* **Goal of the exercise**: Without the pictures, set down the records below word for word.
>> BEGIN Given data
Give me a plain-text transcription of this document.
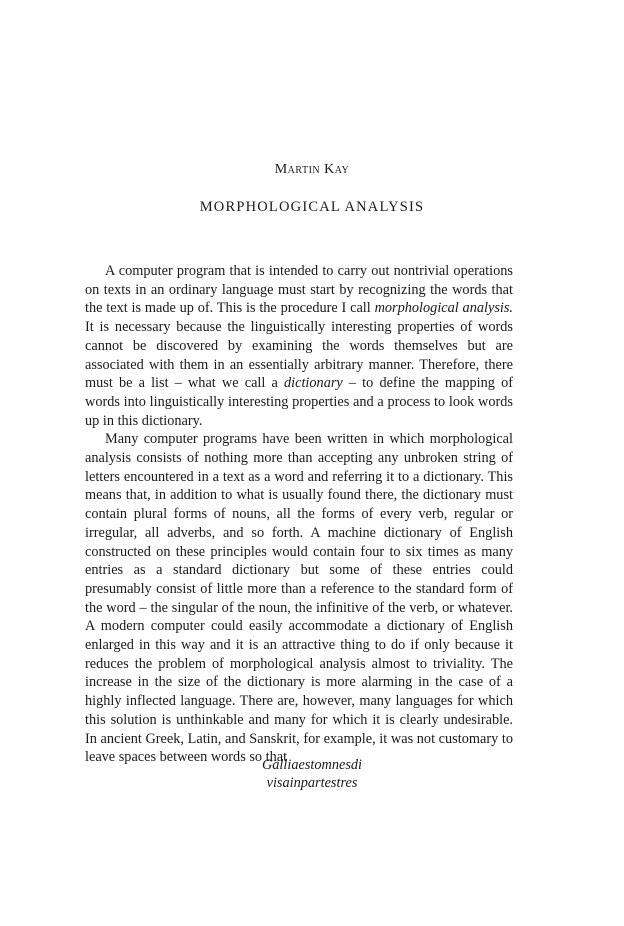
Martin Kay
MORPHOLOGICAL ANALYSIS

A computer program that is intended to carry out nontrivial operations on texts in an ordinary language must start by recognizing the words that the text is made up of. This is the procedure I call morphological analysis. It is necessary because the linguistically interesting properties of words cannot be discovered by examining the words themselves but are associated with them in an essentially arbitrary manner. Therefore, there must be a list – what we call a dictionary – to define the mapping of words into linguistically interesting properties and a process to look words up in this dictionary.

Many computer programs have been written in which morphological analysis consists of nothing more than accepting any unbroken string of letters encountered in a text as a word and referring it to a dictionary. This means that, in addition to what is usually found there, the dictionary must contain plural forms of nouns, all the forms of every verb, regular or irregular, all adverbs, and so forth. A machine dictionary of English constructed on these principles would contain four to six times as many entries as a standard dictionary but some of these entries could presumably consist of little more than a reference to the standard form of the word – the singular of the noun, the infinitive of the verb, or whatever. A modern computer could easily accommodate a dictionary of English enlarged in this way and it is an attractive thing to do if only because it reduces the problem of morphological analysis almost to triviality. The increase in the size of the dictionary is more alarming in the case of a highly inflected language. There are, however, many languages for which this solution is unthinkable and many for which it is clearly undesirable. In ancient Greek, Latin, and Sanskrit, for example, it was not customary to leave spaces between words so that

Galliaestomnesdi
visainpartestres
>> END Given data
* **Answer for the task**:
Give me a plain-text transcription of this document.
Martin Kay
MORPHOLOGICAL ANALYSIS

A computer program that is intended to carry out nontrivial operations on texts in an ordinary language must start by recognizing the words that the text is made up of. This is the procedure I call morphological analysis. It is necessary because the linguistically interesting properties of words cannot be discovered by examining the words themselves but are associated with them in an essentially arbitrary manner. Therefore, there must be a list – what we call a dictionary – to define the mapping of words into linguistically interesting properties and a process to look words up in this dictionary.

Many computer programs have been written in which morphological analysis consists of nothing more than accepting any unbroken string of letters encountered in a text as a word and referring it to a dictionary. This means that, in addition to what is usually found there, the dictionary must contain plural forms of nouns, all the forms of every verb, regular or irregular, all adverbs, and so forth. A machine dictionary of English constructed on these principles would contain four to six times as many entries as a standard dictionary but some of these entries could presumably consist of little more than a reference to the standard form of the word – the singular of the noun, the infinitive of the verb, or whatever. A modern computer could easily accommodate a dictionary of English enlarged in this way and it is an attractive thing to do if only because it reduces the problem of morphological analysis almost to triviality. The increase in the size of the dictionary is more alarming in the case of a highly inflected language. There are, however, many languages for which this solution is unthinkable and many for which it is clearly undesirable. In ancient Greek, Latin, and Sanskrit, for example, it was not customary to leave spaces between words so that

Galliaestomnesdi
visainpartestres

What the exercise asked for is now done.